• **AIM OF THE TASK**: Transcribe the material from the line with "callout-storm-windows-body: Reduce air" up to and including the line with "callout-led-lighting: LED LIGHTING", matching each line as it appears.

------------------------------------

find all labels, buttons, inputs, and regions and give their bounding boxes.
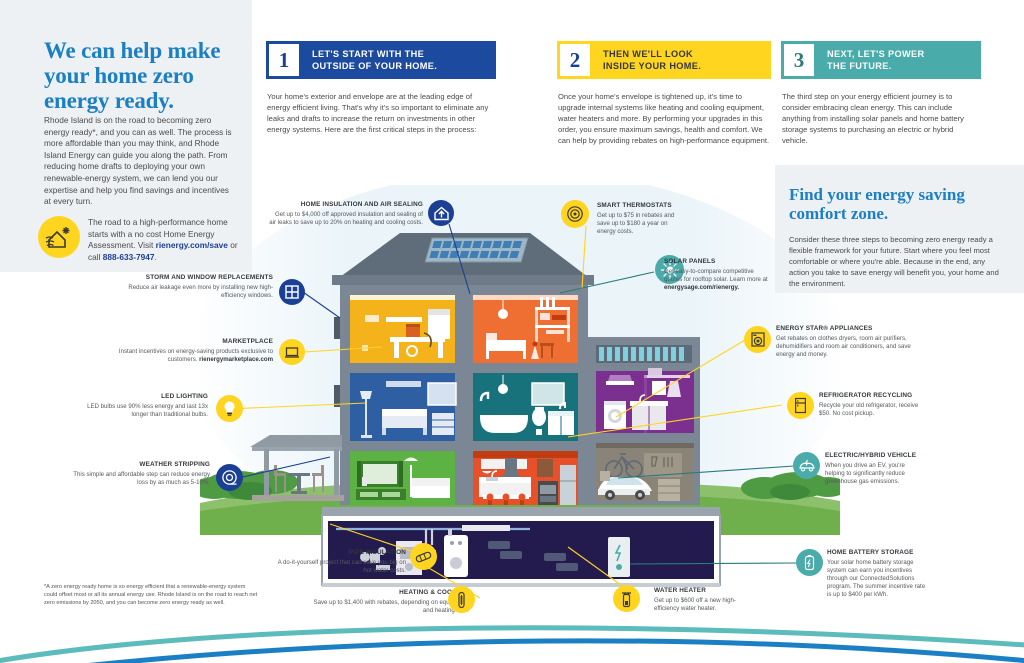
callout-storm-windows-body: Reduce air leakage even more by installi…: [120, 284, 273, 300]
laptop-icon[interactable]: [279, 339, 305, 365]
step-3-title-line1: NEXT, LET'S POWER: [827, 48, 980, 60]
water-heater-icon[interactable]: [613, 585, 640, 612]
step-2-title-line1: THEN WE'LL LOOK: [603, 48, 770, 60]
callout-water-heater: WATER HEATER Get up to $600 off a new hi…: [654, 587, 759, 613]
tape-roll-icon[interactable]: [216, 464, 243, 491]
cta-phone[interactable]: 888-633-7947: [103, 252, 155, 262]
cta-end: .: [154, 252, 156, 262]
step-2: 2 THEN WE'LL LOOK INSIDE YOUR HOME. Once…: [558, 42, 770, 146]
infographic-page: We can help make your home zero energy r…: [0, 0, 1024, 663]
callout-solar-panels-title: SOLAR PANELS: [664, 258, 768, 266]
callout-storm-windows-title: STORM AND WINDOW REPLACEMENTS: [120, 274, 273, 282]
callout-ev-title: ELECTRIC/HYBRID VEHICLE: [825, 452, 925, 460]
step-2-title: THEN WE'LL LOOK INSIDE YOUR HOME.: [592, 42, 770, 78]
footnote: *A zero energy ready home is so energy e…: [44, 583, 259, 607]
callout-weather-stripping: WEATHER STRIPPING This simple and afford…: [62, 461, 210, 487]
battery-icon[interactable]: [796, 549, 823, 576]
callout-led-lighting: LED LIGHTING LED bulbs use 90% less ener…: [82, 393, 208, 419]
callout-energy-star-title: ENERGY STAR® APPLIANCES: [776, 325, 928, 333]
step-3-title-line2: THE FUTURE.: [827, 60, 980, 72]
callout-refrigerator-recycling: REFRIGERATOR RECYCLING Recycle your old …: [819, 392, 929, 418]
step-1-title-line2: OUTSIDE OF YOUR HOME.: [312, 60, 495, 72]
page-title: We can help make your home zero energy r…: [44, 38, 244, 113]
house-arrow-up-icon[interactable]: [428, 200, 454, 226]
callout-smart-thermostats-body: Get up to $75 in rebates and save up to …: [597, 212, 683, 236]
step-3: 3 NEXT, LET'S POWER THE FUTURE. The thir…: [782, 42, 980, 146]
step-1-title-line1: LET'S START WITH THE: [312, 48, 495, 60]
step-2-body: Once your home's envelope is tightened u…: [558, 91, 770, 146]
callout-solar-panels: SOLAR PANELS Get easy-to-compare competi…: [664, 258, 768, 292]
callout-marketplace: MARKETPLACE Instant incentives on energy…: [118, 338, 273, 364]
callout-home-battery: HOME BATTERY STORAGE Your solar home bat…: [827, 549, 927, 599]
callout-smart-thermostats: SMART THERMOSTATS Get up to $75 in rebat…: [597, 202, 683, 236]
step-1-body: Your home's exterior and envelope are at…: [267, 91, 495, 135]
callout-marketplace-url[interactable]: rienergymarketplace.com: [199, 356, 273, 363]
callout-pipe-insulation-body: A do-it-yourself project that can save y…: [272, 559, 406, 575]
comfort-zone-panel: Find your energy saving comfort zone. Co…: [775, 165, 1024, 293]
step-1-number: 1: [267, 42, 301, 78]
callout-energy-star: ENERGY STAR® APPLIANCES Get rebates on c…: [776, 325, 928, 359]
step-2-title-line2: INSIDE YOUR HOME.: [603, 60, 770, 72]
step-1-title: LET'S START WITH THE OUTSIDE OF YOUR HOM…: [301, 42, 495, 78]
callout-home-insulation: HOME INSULATION AND AIR SEALING Get up t…: [268, 201, 423, 227]
window-icon[interactable]: [279, 279, 305, 305]
callout-solar-panels-url[interactable]: energysage.com/rienergy.: [664, 284, 739, 291]
callout-home-insulation-title: HOME INSULATION AND AIR SEALING: [268, 201, 423, 209]
callout-marketplace-title: MARKETPLACE: [118, 338, 273, 346]
ev-car-icon[interactable]: [793, 452, 820, 479]
callout-water-heater-title: WATER HEATER: [654, 587, 759, 595]
callout-refrigerator-recycling-body: Recycle your old refrigerator, receive $…: [819, 402, 929, 418]
house-energy-icon: [38, 216, 80, 258]
intro-body: Rhode Island is on the road to becoming …: [44, 115, 236, 208]
thermometer-icon[interactable]: [448, 586, 475, 613]
callout-pipe-insulation: PIPE INSULATION A do-it-yourself project…: [272, 549, 406, 575]
callout-weather-stripping-title: WEATHER STRIPPING: [62, 461, 210, 469]
step-3-header: 3 NEXT, LET'S POWER THE FUTURE.: [782, 42, 980, 78]
callout-water-heater-body: Get up to $600 off a new high-efficiency…: [654, 597, 759, 613]
step-2-header: 2 THEN WE'LL LOOK INSIDE YOUR HOME.: [558, 42, 770, 78]
step-2-number: 2: [558, 42, 592, 78]
bottom-arcs: [0, 618, 1024, 663]
callout-energy-star-body: Get rebates on clothes dryers, room air …: [776, 335, 928, 359]
callout-ev-body: When you drive an EV, you're helping to …: [825, 462, 925, 486]
callout-led-lighting-title: LED LIGHTING: [82, 393, 208, 401]
callout-home-battery-title: HOME BATTERY STORAGE: [827, 549, 927, 557]
callout-home-insulation-body: Get up to $4,000 off approved insulation…: [268, 211, 423, 227]
callout-heating-cooling: HEATING & COOLING Save up to $1,400 with…: [310, 589, 468, 615]
cta-url[interactable]: rienergy.com/save: [156, 240, 228, 250]
callout-refrigerator-recycling-title: REFRIGERATOR RECYCLING: [819, 392, 929, 400]
callout-heating-cooling-title: HEATING & COOLING: [310, 589, 468, 597]
callout-ev: ELECTRIC/HYBRID VEHICLE When you drive a…: [825, 452, 925, 486]
step-3-title: NEXT, LET'S POWER THE FUTURE.: [816, 42, 980, 78]
step-1: 1 LET'S START WITH THE OUTSIDE OF YOUR H…: [267, 42, 495, 135]
callout-solar-panels-body-text: Get easy-to-compare competitive quotes f…: [664, 268, 768, 283]
callout-solar-panels-body: Get easy-to-compare competitive quotes f…: [664, 268, 768, 292]
step-3-number: 3: [782, 42, 816, 78]
washing-machine-icon[interactable]: [744, 326, 771, 353]
step-1-header: 1 LET'S START WITH THE OUTSIDE OF YOUR H…: [267, 42, 495, 78]
comfort-zone-title: Find your energy saving comfort zone.: [789, 185, 1000, 223]
intro-cta-text: The road to a high-performance home star…: [88, 217, 246, 263]
callout-pipe-insulation-title: PIPE INSULATION: [272, 549, 406, 557]
lightbulb-icon[interactable]: [216, 395, 243, 422]
callout-storm-windows: STORM AND WINDOW REPLACEMENTS Reduce air…: [120, 274, 273, 300]
step-3-body: The third step on your energy efficient …: [782, 91, 980, 146]
callout-smart-thermostats-title: SMART THERMOSTATS: [597, 202, 683, 210]
pipe-icon[interactable]: [410, 543, 437, 570]
callout-heating-cooling-body: Save up to $1,400 with rebates, dependin…: [310, 599, 468, 615]
callout-marketplace-body: Instant incentives on energy-saving prod…: [118, 348, 273, 364]
callout-home-battery-body: Your solar home battery storage system c…: [827, 559, 927, 599]
thermostat-dial-icon[interactable]: [561, 200, 589, 228]
callout-weather-stripping-body: This simple and affordable step can redu…: [62, 471, 210, 487]
comfort-zone-body: Consider these three steps to becoming z…: [789, 234, 1000, 289]
callout-led-lighting-body: LED bulbs use 90% less energy and last 1…: [82, 403, 208, 419]
refrigerator-icon[interactable]: [787, 392, 814, 419]
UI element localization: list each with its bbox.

------------------------------------

• **TASK SOLUTION**:
callout-storm-windows-body: Reduce air leakage even more by installi…: [120, 284, 273, 300]
laptop-icon[interactable]: [279, 339, 305, 365]
step-3-title-line1: NEXT, LET'S POWER: [827, 48, 980, 60]
water-heater-icon[interactable]: [613, 585, 640, 612]
step-2-title-line1: THEN WE'LL LOOK: [603, 48, 770, 60]
callout-water-heater: WATER HEATER Get up to $600 off a new hi…: [654, 587, 759, 613]
tape-roll-icon[interactable]: [216, 464, 243, 491]
cta-phone[interactable]: 888-633-7947: [103, 252, 155, 262]
cta-end: .: [154, 252, 156, 262]
step-2: 2 THEN WE'LL LOOK INSIDE YOUR HOME. Once…: [558, 42, 770, 146]
infographic-page: We can help make your home zero energy r…: [0, 0, 1024, 663]
callout-solar-panels-title: SOLAR PANELS: [664, 258, 768, 266]
callout-storm-windows-title: STORM AND WINDOW REPLACEMENTS: [120, 274, 273, 282]
callout-ev-title: ELECTRIC/HYBRID VEHICLE: [825, 452, 925, 460]
step-2-title: THEN WE'LL LOOK INSIDE YOUR HOME.: [592, 42, 770, 78]
footnote: *A zero energy ready home is so energy e…: [44, 583, 259, 607]
callout-weather-stripping: WEATHER STRIPPING This simple and afford…: [62, 461, 210, 487]
battery-icon[interactable]: [796, 549, 823, 576]
callout-led-lighting: LED LIGHTING LED bulbs use 90% less ener…: [82, 393, 208, 419]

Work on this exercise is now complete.